## Written problem
Pick out each line containing the string "AGEM" and copy it.

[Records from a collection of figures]
· · ·
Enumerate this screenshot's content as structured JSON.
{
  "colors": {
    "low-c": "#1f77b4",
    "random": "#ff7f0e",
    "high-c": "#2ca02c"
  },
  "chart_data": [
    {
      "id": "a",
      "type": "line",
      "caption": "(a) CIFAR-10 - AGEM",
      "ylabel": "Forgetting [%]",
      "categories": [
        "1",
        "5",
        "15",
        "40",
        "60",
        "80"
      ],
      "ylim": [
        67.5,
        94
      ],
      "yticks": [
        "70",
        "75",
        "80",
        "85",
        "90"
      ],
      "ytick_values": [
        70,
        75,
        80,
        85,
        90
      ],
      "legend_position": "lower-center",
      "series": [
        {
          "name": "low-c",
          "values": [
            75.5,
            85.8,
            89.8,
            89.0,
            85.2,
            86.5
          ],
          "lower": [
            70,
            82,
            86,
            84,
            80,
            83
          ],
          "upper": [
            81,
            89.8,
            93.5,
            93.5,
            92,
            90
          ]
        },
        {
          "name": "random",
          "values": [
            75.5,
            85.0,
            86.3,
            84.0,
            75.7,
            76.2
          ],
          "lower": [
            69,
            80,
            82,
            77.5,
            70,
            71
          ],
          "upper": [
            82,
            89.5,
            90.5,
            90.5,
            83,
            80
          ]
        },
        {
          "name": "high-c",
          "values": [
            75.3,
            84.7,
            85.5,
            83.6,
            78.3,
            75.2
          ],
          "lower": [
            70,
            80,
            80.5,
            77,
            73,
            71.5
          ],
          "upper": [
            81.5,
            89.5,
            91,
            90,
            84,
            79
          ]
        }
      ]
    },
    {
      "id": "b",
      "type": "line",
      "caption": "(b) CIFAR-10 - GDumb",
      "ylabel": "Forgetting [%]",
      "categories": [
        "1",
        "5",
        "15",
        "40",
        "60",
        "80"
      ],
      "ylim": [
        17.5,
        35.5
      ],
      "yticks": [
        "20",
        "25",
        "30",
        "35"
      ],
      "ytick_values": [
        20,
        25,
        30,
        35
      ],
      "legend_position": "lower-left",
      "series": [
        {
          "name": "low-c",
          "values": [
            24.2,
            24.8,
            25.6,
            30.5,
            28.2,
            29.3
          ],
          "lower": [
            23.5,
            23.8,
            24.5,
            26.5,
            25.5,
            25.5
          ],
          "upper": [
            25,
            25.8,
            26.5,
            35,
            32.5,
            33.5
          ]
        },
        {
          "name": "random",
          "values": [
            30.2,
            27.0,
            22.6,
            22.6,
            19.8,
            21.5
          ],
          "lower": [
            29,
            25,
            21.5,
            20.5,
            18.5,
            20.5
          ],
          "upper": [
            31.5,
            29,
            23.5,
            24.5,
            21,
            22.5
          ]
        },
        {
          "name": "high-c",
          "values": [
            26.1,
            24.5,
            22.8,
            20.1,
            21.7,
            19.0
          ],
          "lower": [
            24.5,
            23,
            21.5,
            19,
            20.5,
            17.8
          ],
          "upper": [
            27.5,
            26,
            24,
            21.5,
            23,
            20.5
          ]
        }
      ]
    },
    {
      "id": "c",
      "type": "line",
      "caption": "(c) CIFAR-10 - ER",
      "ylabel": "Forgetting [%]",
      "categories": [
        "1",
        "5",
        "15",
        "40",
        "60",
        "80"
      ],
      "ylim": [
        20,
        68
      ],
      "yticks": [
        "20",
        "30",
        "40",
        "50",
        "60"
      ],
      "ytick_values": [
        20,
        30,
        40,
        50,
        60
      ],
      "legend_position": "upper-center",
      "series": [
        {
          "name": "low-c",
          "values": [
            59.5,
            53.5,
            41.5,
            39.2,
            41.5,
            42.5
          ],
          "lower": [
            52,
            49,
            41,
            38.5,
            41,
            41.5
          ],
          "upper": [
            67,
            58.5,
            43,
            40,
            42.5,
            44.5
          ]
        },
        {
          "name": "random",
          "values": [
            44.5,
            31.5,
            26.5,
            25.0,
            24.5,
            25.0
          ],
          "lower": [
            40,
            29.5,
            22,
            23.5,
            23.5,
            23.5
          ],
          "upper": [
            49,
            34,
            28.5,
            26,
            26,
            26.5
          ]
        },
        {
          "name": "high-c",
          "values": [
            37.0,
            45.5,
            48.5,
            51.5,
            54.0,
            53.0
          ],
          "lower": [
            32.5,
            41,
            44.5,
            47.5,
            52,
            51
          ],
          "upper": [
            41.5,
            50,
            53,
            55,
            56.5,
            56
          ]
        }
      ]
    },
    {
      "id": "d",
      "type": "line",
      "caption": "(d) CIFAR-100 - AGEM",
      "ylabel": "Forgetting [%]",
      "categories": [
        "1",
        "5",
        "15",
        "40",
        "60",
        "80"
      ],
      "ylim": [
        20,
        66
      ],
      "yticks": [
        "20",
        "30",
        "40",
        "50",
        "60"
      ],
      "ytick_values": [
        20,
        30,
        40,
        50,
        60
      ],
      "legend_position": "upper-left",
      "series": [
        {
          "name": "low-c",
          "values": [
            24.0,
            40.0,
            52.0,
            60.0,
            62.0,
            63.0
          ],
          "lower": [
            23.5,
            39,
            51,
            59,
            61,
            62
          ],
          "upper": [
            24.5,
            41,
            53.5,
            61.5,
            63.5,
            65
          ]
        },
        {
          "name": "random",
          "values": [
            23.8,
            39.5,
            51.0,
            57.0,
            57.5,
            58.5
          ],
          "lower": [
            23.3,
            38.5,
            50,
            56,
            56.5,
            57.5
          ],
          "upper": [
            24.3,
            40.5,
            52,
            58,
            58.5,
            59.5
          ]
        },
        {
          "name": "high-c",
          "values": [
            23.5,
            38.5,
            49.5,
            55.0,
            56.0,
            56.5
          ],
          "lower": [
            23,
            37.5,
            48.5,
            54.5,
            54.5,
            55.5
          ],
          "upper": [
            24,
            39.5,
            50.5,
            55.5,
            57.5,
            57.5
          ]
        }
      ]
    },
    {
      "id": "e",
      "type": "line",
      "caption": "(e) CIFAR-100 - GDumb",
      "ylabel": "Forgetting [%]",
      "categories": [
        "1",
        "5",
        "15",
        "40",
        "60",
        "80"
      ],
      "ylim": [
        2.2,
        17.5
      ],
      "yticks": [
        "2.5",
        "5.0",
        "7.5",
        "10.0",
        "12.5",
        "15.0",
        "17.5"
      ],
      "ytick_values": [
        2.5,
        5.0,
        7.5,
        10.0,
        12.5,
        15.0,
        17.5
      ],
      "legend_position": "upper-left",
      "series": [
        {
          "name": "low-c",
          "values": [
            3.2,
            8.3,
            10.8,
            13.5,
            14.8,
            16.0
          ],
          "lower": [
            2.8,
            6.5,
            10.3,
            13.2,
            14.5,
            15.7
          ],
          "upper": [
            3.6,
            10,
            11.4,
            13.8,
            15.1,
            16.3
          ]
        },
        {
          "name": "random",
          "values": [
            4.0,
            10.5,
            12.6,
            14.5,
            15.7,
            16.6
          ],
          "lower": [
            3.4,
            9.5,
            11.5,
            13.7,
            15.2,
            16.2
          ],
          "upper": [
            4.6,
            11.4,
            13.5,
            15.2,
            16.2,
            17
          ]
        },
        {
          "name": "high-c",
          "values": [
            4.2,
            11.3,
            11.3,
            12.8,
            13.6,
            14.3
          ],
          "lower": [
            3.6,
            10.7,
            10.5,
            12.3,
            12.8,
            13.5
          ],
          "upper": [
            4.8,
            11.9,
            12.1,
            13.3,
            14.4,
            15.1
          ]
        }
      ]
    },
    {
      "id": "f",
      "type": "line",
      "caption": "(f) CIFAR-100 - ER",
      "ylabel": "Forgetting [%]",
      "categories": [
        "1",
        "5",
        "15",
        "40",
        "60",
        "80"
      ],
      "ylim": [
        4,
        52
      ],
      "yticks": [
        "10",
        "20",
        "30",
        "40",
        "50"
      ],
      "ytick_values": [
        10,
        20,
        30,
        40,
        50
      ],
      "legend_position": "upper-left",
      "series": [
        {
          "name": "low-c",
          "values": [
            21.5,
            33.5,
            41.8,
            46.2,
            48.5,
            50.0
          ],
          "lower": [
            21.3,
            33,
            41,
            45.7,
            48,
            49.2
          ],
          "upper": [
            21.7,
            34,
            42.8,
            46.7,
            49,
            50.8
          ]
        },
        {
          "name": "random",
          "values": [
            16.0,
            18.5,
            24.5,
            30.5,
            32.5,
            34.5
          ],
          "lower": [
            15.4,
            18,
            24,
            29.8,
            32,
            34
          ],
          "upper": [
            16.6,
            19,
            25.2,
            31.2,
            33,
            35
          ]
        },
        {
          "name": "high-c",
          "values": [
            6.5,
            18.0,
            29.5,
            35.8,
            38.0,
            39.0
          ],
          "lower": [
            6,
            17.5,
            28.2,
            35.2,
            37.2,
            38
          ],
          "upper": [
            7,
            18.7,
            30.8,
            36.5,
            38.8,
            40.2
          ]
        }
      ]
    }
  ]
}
· · ·
## Solution
      "caption": "(a) CIFAR-10 - AGEM",
      "caption": "(d) CIFAR-100 - AGEM",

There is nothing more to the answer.